### WRITTEN PROBLEM
Below are some entries. Output each one exactly as it appears.

(Dataset entries on figures)

________________________________________

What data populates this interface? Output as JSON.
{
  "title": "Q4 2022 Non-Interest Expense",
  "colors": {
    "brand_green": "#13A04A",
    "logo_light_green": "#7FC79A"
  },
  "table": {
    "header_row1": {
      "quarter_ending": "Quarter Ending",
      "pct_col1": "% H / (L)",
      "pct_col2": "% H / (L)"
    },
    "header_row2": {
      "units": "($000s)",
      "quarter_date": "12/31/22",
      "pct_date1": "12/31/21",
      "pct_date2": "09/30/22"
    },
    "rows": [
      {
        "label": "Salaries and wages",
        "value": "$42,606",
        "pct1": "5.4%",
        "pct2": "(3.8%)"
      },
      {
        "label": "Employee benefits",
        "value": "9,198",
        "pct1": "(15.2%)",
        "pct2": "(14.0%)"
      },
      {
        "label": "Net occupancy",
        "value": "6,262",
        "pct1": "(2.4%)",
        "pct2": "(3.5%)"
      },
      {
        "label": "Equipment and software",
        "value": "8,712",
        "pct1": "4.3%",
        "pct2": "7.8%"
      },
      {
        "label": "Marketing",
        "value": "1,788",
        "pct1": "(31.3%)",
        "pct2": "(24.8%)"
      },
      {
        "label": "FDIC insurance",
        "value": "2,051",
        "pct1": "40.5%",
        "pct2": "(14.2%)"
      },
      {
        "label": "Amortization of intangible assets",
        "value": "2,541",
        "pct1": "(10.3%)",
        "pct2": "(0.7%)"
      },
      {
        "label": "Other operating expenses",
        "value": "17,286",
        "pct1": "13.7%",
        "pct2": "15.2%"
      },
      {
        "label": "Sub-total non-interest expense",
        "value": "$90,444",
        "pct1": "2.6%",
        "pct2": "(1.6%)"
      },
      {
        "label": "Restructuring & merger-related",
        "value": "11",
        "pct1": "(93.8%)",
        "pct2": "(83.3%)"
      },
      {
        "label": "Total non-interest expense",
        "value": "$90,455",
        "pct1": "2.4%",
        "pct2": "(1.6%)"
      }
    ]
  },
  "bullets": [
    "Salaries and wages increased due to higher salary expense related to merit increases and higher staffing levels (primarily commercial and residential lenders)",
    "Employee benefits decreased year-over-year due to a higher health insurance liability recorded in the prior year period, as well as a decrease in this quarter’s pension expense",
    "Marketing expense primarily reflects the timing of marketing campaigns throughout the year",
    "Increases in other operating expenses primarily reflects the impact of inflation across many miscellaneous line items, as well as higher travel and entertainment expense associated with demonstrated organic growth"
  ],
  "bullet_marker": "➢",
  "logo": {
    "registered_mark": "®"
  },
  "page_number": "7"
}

________________________________________

### TASK SOLUTION
What data populates this interface? Output as JSON.
{
  "title": "Q4 2022 Non-Interest Expense",
  "colors": {
    "brand_green": "#13A04A",
    "logo_light_green": "#7FC79A"
  },
  "table": {
    "header_row1": {
      "quarter_ending": "Quarter Ending",
      "pct_col1": "% H / (L)",
      "pct_col2": "% H / (L)"
    },
    "header_row2": {
      "units": "($000s)",
      "quarter_date": "12/31/22",
      "pct_date1": "12/31/21",
      "pct_date2": "09/30/22"
    },
    "rows": [
      {
        "label": "Salaries and wages",
        "value": "$42,606",
        "pct1": "5.4%",
        "pct2": "(3.8%)"
      },
      {
        "label": "Employee benefits",
        "value": "9,198",
        "pct1": "(15.2%)",
        "pct2": "(14.0%)"
      },
      {
        "label": "Net occupancy",
        "value": "6,262",
        "pct1": "(2.4%)",
        "pct2": "(3.5%)"
      },
      {
        "label": "Equipment and software",
        "value": "8,712",
        "pct1": "4.3%",
        "pct2": "7.8%"
      },
      {
        "label": "Marketing",
        "value": "1,788",
        "pct1": "(31.3%)",
        "pct2": "(24.8%)"
      },
      {
        "label": "FDIC insurance",
        "value": "2,051",
        "pct1": "40.5%",
        "pct2": "(14.2%)"
      },
      {
        "label": "Amortization of intangible assets",
        "value": "2,541",
        "pct1": "(10.3%)",
        "pct2": "(0.7%)"
      },
      {
        "label": "Other operating expenses",
        "value": "17,286",
        "pct1": "13.7%",
        "pct2": "15.2%"
      },
      {
        "label": "Sub-total non-interest expense",
        "value": "$90,444",
        "pct1": "2.6%",
        "pct2": "(1.6%)"
      },
      {
        "label": "Restructuring & merger-related",
        "value": "11",
        "pct1": "(93.8%)",
        "pct2": "(83.3%)"
      },
      {
        "label": "Total non-interest expense",
        "value": "$90,455",
        "pct1": "2.4%",
        "pct2": "(1.6%)"
      }
    ]
  },
  "bullets": [
    "Salaries and wages increased due to higher salary expense related to merit increases and higher staffing levels (primarily commercial and residential lenders)",
    "Employee benefits decreased year-over-year due to a higher health insurance liability recorded in the prior year period, as well as a decrease in this quarter’s pension expense",
    "Marketing expense primarily reflects the timing of marketing campaigns throughout the year",
    "Increases in other operating expenses primarily reflects the impact of inflation across many miscellaneous line items, as well as higher travel and entertainment expense associated with demonstrated organic growth"
  ],
  "bullet_marker": "➢",
  "logo": {
    "registered_mark": "®"
  },
  "page_number": "7"
}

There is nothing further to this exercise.